EXERCISE | Without including any images, reproduce each entry exactly.

[Data items]
══════════
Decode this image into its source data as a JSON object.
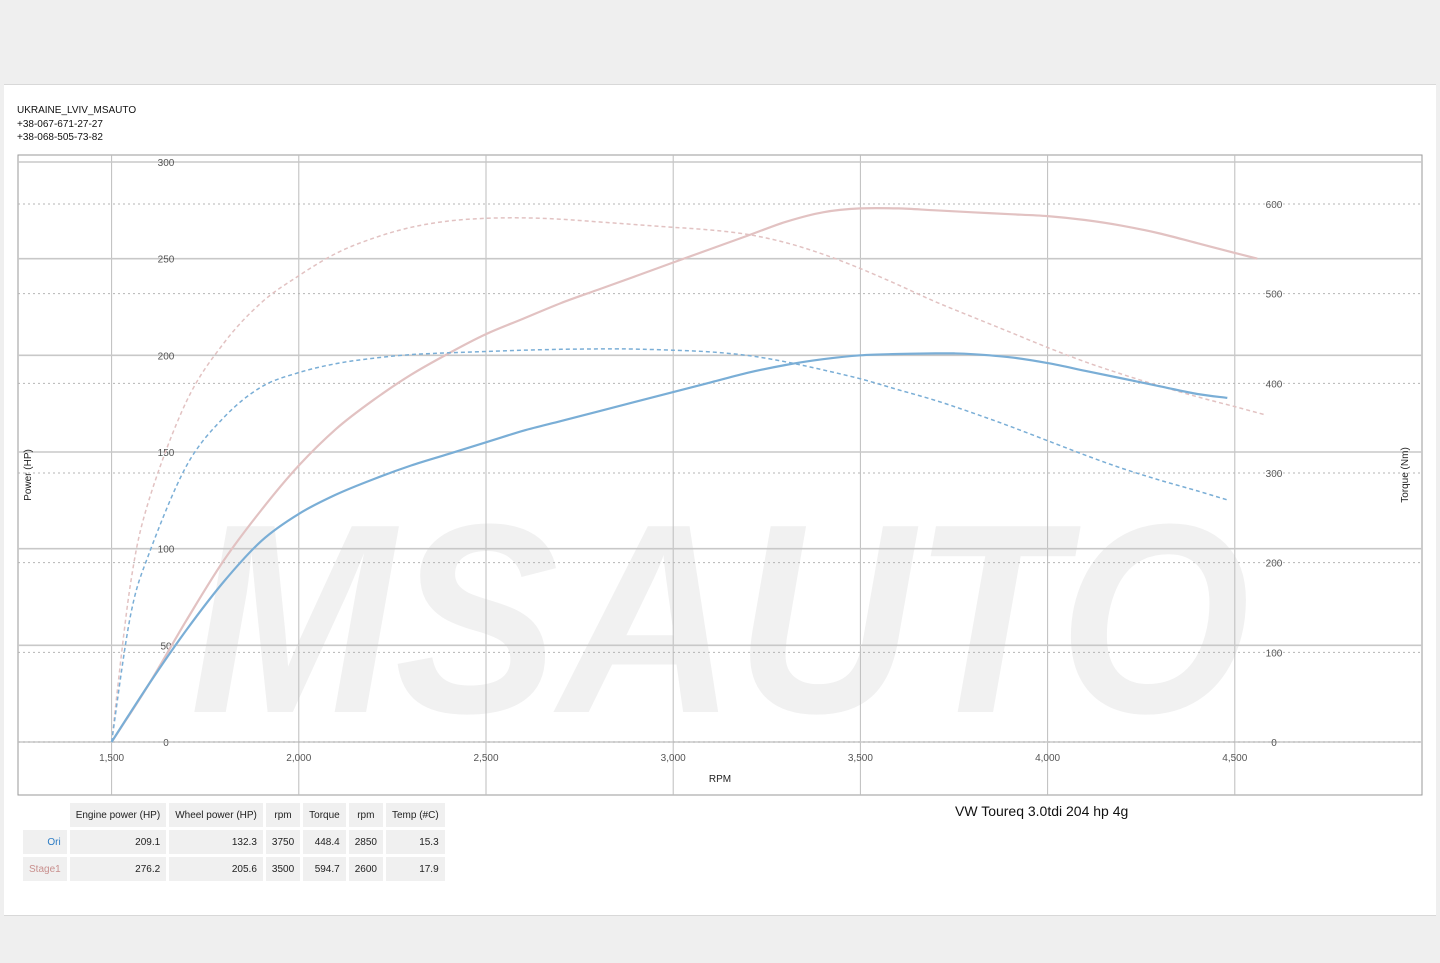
{
  "header": {
    "line1": "UKRAINE_LVIV_MSAUTO",
    "line2": "+38-067-671-27-27",
    "line3": "+38-068-505-73-82"
  },
  "watermark": "MSAUTO",
  "car_title": "VW Toureq 3.0tdi 204 hp 4g",
  "colors": {
    "ori": "#7aaed6",
    "stage1": "#e2c2c2",
    "grid": "#c8c8c8"
  },
  "summary": {
    "headers": [
      "Engine power (HP)",
      "Wheel power (HP)",
      "rpm",
      "Torque",
      "rpm",
      "Temp (#C)"
    ],
    "rows": [
      {
        "label": "Ori",
        "color": "#2a7bc4",
        "values": [
          "209.1",
          "132.3",
          "3750",
          "448.4",
          "2850",
          "15.3"
        ]
      },
      {
        "label": "Stage1",
        "color": "#c9908e",
        "values": [
          "276.2",
          "205.6",
          "3500",
          "594.7",
          "2600",
          "17.9"
        ]
      }
    ]
  },
  "chart_data": {
    "type": "line",
    "xlabel": "RPM",
    "ylabel": "Power (HP)",
    "y2label": "Torque (Nm)",
    "x_ticks": [
      "1,500",
      "2,000",
      "2,500",
      "3,000",
      "3,500",
      "4,000",
      "4,500"
    ],
    "y_ticks": [
      "0",
      "50",
      "100",
      "150",
      "200",
      "250",
      "300"
    ],
    "y2_ticks": [
      "0",
      "100",
      "200",
      "300",
      "400",
      "500",
      "600"
    ],
    "xlim": [
      1250,
      5000
    ],
    "ylim": [
      0,
      300
    ],
    "y2lim": [
      0,
      600
    ],
    "grid": true,
    "series": [
      {
        "name": "Ori",
        "kind": "power",
        "axis": "left",
        "style": "solid",
        "color": "#7aaed6",
        "x": [
          1500,
          1600,
          1700,
          1800,
          1900,
          2000,
          2100,
          2200,
          2300,
          2400,
          2500,
          2600,
          2700,
          2800,
          2900,
          3000,
          3100,
          3200,
          3300,
          3400,
          3500,
          3600,
          3700,
          3750,
          3800,
          3900,
          4000,
          4100,
          4200,
          4300,
          4400,
          4480
        ],
        "y": [
          0,
          30,
          58,
          83,
          104,
          118,
          128,
          136,
          143,
          149,
          155,
          161,
          166,
          171,
          176,
          181,
          186,
          191,
          195,
          198,
          200,
          200.7,
          201,
          201,
          200.6,
          199,
          196,
          192,
          188,
          184,
          180,
          178
        ]
      },
      {
        "name": "Stage1",
        "kind": "power",
        "axis": "left",
        "style": "solid",
        "color": "#e2c2c2",
        "x": [
          1500,
          1600,
          1700,
          1800,
          1900,
          2000,
          2100,
          2200,
          2300,
          2400,
          2500,
          2600,
          2700,
          2800,
          2900,
          3000,
          3100,
          3200,
          3300,
          3400,
          3500,
          3600,
          3700,
          3800,
          3900,
          4000,
          4100,
          4200,
          4300,
          4400,
          4500,
          4560
        ],
        "y": [
          0,
          30,
          63,
          94,
          120,
          143,
          162,
          177,
          190,
          201,
          211,
          219,
          227,
          234,
          241,
          248,
          255,
          262,
          269,
          274,
          276,
          276,
          275,
          274,
          273,
          272,
          270,
          267,
          263,
          258,
          253,
          250
        ]
      },
      {
        "name": "Ori",
        "kind": "torque",
        "axis": "right",
        "style": "dashed",
        "color": "#7aaed6",
        "x": [
          1500,
          1550,
          1600,
          1700,
          1800,
          1900,
          2000,
          2100,
          2200,
          2300,
          2400,
          2500,
          2600,
          2700,
          2800,
          2850,
          2900,
          3000,
          3100,
          3200,
          3300,
          3400,
          3500,
          3600,
          3700,
          3800,
          3900,
          4000,
          4100,
          4200,
          4300,
          4400,
          4480
        ],
        "y": [
          0,
          140,
          210,
          308,
          362,
          396,
          412,
          422,
          428,
          432,
          434,
          435.5,
          437,
          437.9,
          438.4,
          438.4,
          438.2,
          437,
          435,
          431,
          424,
          415,
          405,
          393,
          381,
          367,
          352,
          336,
          320,
          305,
          292,
          280,
          270
        ]
      },
      {
        "name": "Stage1",
        "kind": "torque",
        "axis": "right",
        "style": "dashed",
        "color": "#e2c2c2",
        "x": [
          1500,
          1550,
          1600,
          1700,
          1800,
          1900,
          2000,
          2100,
          2200,
          2300,
          2400,
          2500,
          2600,
          2700,
          2800,
          2900,
          3000,
          3100,
          3200,
          3300,
          3400,
          3500,
          3600,
          3700,
          3800,
          3900,
          4000,
          4100,
          4200,
          4300,
          4400,
          4500,
          4580
        ],
        "y": [
          0,
          175,
          270,
          380,
          445,
          490,
          520,
          545,
          562,
          574,
          581,
          584,
          584.5,
          583,
          580,
          577,
          574,
          571,
          566,
          557,
          544,
          528,
          510,
          491,
          474,
          457,
          440,
          424,
          410,
          397,
          385,
          374,
          365
        ]
      }
    ]
  }
}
══════════
RESPONSE |
Decode this image into its source data as a JSON object.
{
  "header": {
    "line1": "UKRAINE_LVIV_MSAUTO",
    "line2": "+38-067-671-27-27",
    "line3": "+38-068-505-73-82"
  },
  "watermark": "MSAUTO",
  "car_title": "VW Toureq 3.0tdi 204 hp 4g",
  "colors": {
    "ori": "#7aaed6",
    "stage1": "#e2c2c2",
    "grid": "#c8c8c8"
  },
  "summary": {
    "headers": [
      "Engine power (HP)",
      "Wheel power (HP)",
      "rpm",
      "Torque",
      "rpm",
      "Temp (#C)"
    ],
    "rows": [
      {
        "label": "Ori",
        "color": "#2a7bc4",
        "values": [
          "209.1",
          "132.3",
          "3750",
          "448.4",
          "2850",
          "15.3"
        ]
      },
      {
        "label": "Stage1",
        "color": "#c9908e",
        "values": [
          "276.2",
          "205.6",
          "3500",
          "594.7",
          "2600",
          "17.9"
        ]
      }
    ]
  },
  "chart_data": {
    "type": "line",
    "xlabel": "RPM",
    "ylabel": "Power (HP)",
    "y2label": "Torque (Nm)",
    "x_ticks": [
      "1,500",
      "2,000",
      "2,500",
      "3,000",
      "3,500",
      "4,000",
      "4,500"
    ],
    "y_ticks": [
      "0",
      "50",
      "100",
      "150",
      "200",
      "250",
      "300"
    ],
    "y2_ticks": [
      "0",
      "100",
      "200",
      "300",
      "400",
      "500",
      "600"
    ],
    "xlim": [
      1250,
      5000
    ],
    "ylim": [
      0,
      300
    ],
    "y2lim": [
      0,
      600
    ],
    "grid": true,
    "series": [
      {
        "name": "Ori",
        "kind": "power",
        "axis": "left",
        "style": "solid",
        "color": "#7aaed6",
        "x": [
          1500,
          1600,
          1700,
          1800,
          1900,
          2000,
          2100,
          2200,
          2300,
          2400,
          2500,
          2600,
          2700,
          2800,
          2900,
          3000,
          3100,
          3200,
          3300,
          3400,
          3500,
          3600,
          3700,
          3750,
          3800,
          3900,
          4000,
          4100,
          4200,
          4300,
          4400,
          4480
        ],
        "y": [
          0,
          30,
          58,
          83,
          104,
          118,
          128,
          136,
          143,
          149,
          155,
          161,
          166,
          171,
          176,
          181,
          186,
          191,
          195,
          198,
          200,
          200.7,
          201,
          201,
          200.6,
          199,
          196,
          192,
          188,
          184,
          180,
          178
        ]
      },
      {
        "name": "Stage1",
        "kind": "power",
        "axis": "left",
        "style": "solid",
        "color": "#e2c2c2",
        "x": [
          1500,
          1600,
          1700,
          1800,
          1900,
          2000,
          2100,
          2200,
          2300,
          2400,
          2500,
          2600,
          2700,
          2800,
          2900,
          3000,
          3100,
          3200,
          3300,
          3400,
          3500,
          3600,
          3700,
          3800,
          3900,
          4000,
          4100,
          4200,
          4300,
          4400,
          4500,
          4560
        ],
        "y": [
          0,
          30,
          63,
          94,
          120,
          143,
          162,
          177,
          190,
          201,
          211,
          219,
          227,
          234,
          241,
          248,
          255,
          262,
          269,
          274,
          276,
          276,
          275,
          274,
          273,
          272,
          270,
          267,
          263,
          258,
          253,
          250
        ]
      },
      {
        "name": "Ori",
        "kind": "torque",
        "axis": "right",
        "style": "dashed",
        "color": "#7aaed6",
        "x": [
          1500,
          1550,
          1600,
          1700,
          1800,
          1900,
          2000,
          2100,
          2200,
          2300,
          2400,
          2500,
          2600,
          2700,
          2800,
          2850,
          2900,
          3000,
          3100,
          3200,
          3300,
          3400,
          3500,
          3600,
          3700,
          3800,
          3900,
          4000,
          4100,
          4200,
          4300,
          4400,
          4480
        ],
        "y": [
          0,
          140,
          210,
          308,
          362,
          396,
          412,
          422,
          428,
          432,
          434,
          435.5,
          437,
          437.9,
          438.4,
          438.4,
          438.2,
          437,
          435,
          431,
          424,
          415,
          405,
          393,
          381,
          367,
          352,
          336,
          320,
          305,
          292,
          280,
          270
        ]
      },
      {
        "name": "Stage1",
        "kind": "torque",
        "axis": "right",
        "style": "dashed",
        "color": "#e2c2c2",
        "x": [
          1500,
          1550,
          1600,
          1700,
          1800,
          1900,
          2000,
          2100,
          2200,
          2300,
          2400,
          2500,
          2600,
          2700,
          2800,
          2900,
          3000,
          3100,
          3200,
          3300,
          3400,
          3500,
          3600,
          3700,
          3800,
          3900,
          4000,
          4100,
          4200,
          4300,
          4400,
          4500,
          4580
        ],
        "y": [
          0,
          175,
          270,
          380,
          445,
          490,
          520,
          545,
          562,
          574,
          581,
          584,
          584.5,
          583,
          580,
          577,
          574,
          571,
          566,
          557,
          544,
          528,
          510,
          491,
          474,
          457,
          440,
          424,
          410,
          397,
          385,
          374,
          365
        ]
      }
    ]
  }
}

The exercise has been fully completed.